Source records
----------------------------------------
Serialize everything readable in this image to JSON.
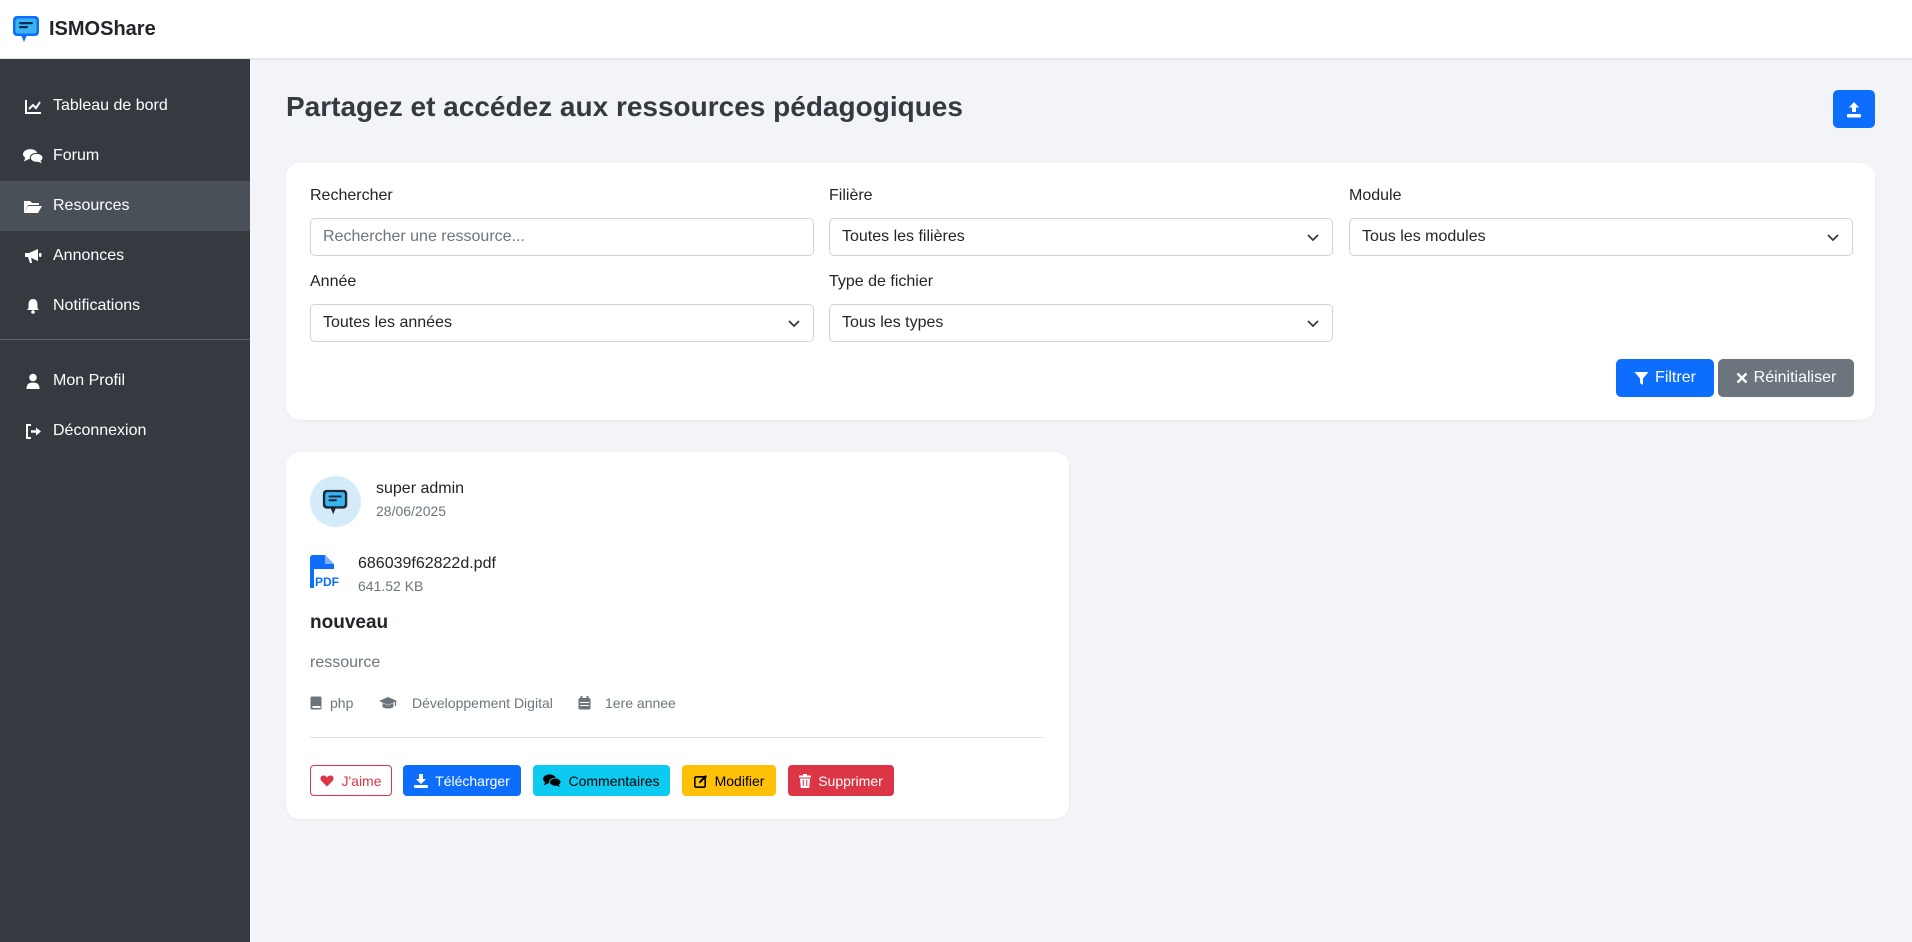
{
  "app": {
    "name": "ISMOShare"
  },
  "sidebar": {
    "items": [
      {
        "label": "Tableau de bord",
        "icon": "chart-line-icon"
      },
      {
        "label": "Forum",
        "icon": "comments-icon"
      },
      {
        "label": "Resources",
        "icon": "folder-open-icon",
        "active": true
      },
      {
        "label": "Annonces",
        "icon": "bullhorn-icon"
      },
      {
        "label": "Notifications",
        "icon": "bell-icon"
      }
    ],
    "bottom_items": [
      {
        "label": "Mon Profil",
        "icon": "user-icon"
      },
      {
        "label": "Déconnexion",
        "icon": "sign-out-icon"
      }
    ]
  },
  "page": {
    "title": "Partagez et accédez aux ressources pédagogiques"
  },
  "filters": {
    "search": {
      "label": "Rechercher",
      "placeholder": "Rechercher une ressource..."
    },
    "filiere": {
      "label": "Filière",
      "value": "Toutes les filières"
    },
    "module": {
      "label": "Module",
      "value": "Tous les modules"
    },
    "annee": {
      "label": "Année",
      "value": "Toutes les années"
    },
    "type": {
      "label": "Type de fichier",
      "value": "Tous les types"
    },
    "filter_button": "Filtrer",
    "reset_button": "Réinitialiser"
  },
  "resource": {
    "author": "super admin",
    "date": "28/06/2025",
    "file_name": "686039f62822d.pdf",
    "file_size": "641.52 KB",
    "file_type_badge": "PDF",
    "title": "nouveau",
    "description": "ressource",
    "module": "php",
    "filiere": "Développement Digital",
    "annee": "1ere annee",
    "actions": {
      "like": "J'aime",
      "download": "Télécharger",
      "comments": "Commentaires",
      "edit": "Modifier",
      "delete": "Supprimer"
    }
  },
  "colors": {
    "primary": "#0d6efd",
    "secondary": "#6c757d",
    "danger": "#dc3545",
    "info": "#0dcaf0",
    "warning": "#ffc107",
    "sidebar_bg": "#343a40",
    "sidebar_active": "#4a5057",
    "page_bg": "#f3f4f8"
  }
}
----------------------------------------
> **Short problem**
Copy out the entries verbatim and leave the images out.

> **Answer for the task**
Serialize everything readable in this image to JSON.
{
  "app": {
    "name": "ISMOShare"
  },
  "sidebar": {
    "items": [
      {
        "label": "Tableau de bord",
        "icon": "chart-line-icon"
      },
      {
        "label": "Forum",
        "icon": "comments-icon"
      },
      {
        "label": "Resources",
        "icon": "folder-open-icon",
        "active": true
      },
      {
        "label": "Annonces",
        "icon": "bullhorn-icon"
      },
      {
        "label": "Notifications",
        "icon": "bell-icon"
      }
    ],
    "bottom_items": [
      {
        "label": "Mon Profil",
        "icon": "user-icon"
      },
      {
        "label": "Déconnexion",
        "icon": "sign-out-icon"
      }
    ]
  },
  "page": {
    "title": "Partagez et accédez aux ressources pédagogiques"
  },
  "filters": {
    "search": {
      "label": "Rechercher",
      "placeholder": "Rechercher une ressource..."
    },
    "filiere": {
      "label": "Filière",
      "value": "Toutes les filières"
    },
    "module": {
      "label": "Module",
      "value": "Tous les modules"
    },
    "annee": {
      "label": "Année",
      "value": "Toutes les années"
    },
    "type": {
      "label": "Type de fichier",
      "value": "Tous les types"
    },
    "filter_button": "Filtrer",
    "reset_button": "Réinitialiser"
  },
  "resource": {
    "author": "super admin",
    "date": "28/06/2025",
    "file_name": "686039f62822d.pdf",
    "file_size": "641.52 KB",
    "file_type_badge": "PDF",
    "title": "nouveau",
    "description": "ressource",
    "module": "php",
    "filiere": "Développement Digital",
    "annee": "1ere annee",
    "actions": {
      "like": "J'aime",
      "download": "Télécharger",
      "comments": "Commentaires",
      "edit": "Modifier",
      "delete": "Supprimer"
    }
  },
  "colors": {
    "primary": "#0d6efd",
    "secondary": "#6c757d",
    "danger": "#dc3545",
    "info": "#0dcaf0",
    "warning": "#ffc107",
    "sidebar_bg": "#343a40",
    "sidebar_active": "#4a5057",
    "page_bg": "#f3f4f8"
  }
}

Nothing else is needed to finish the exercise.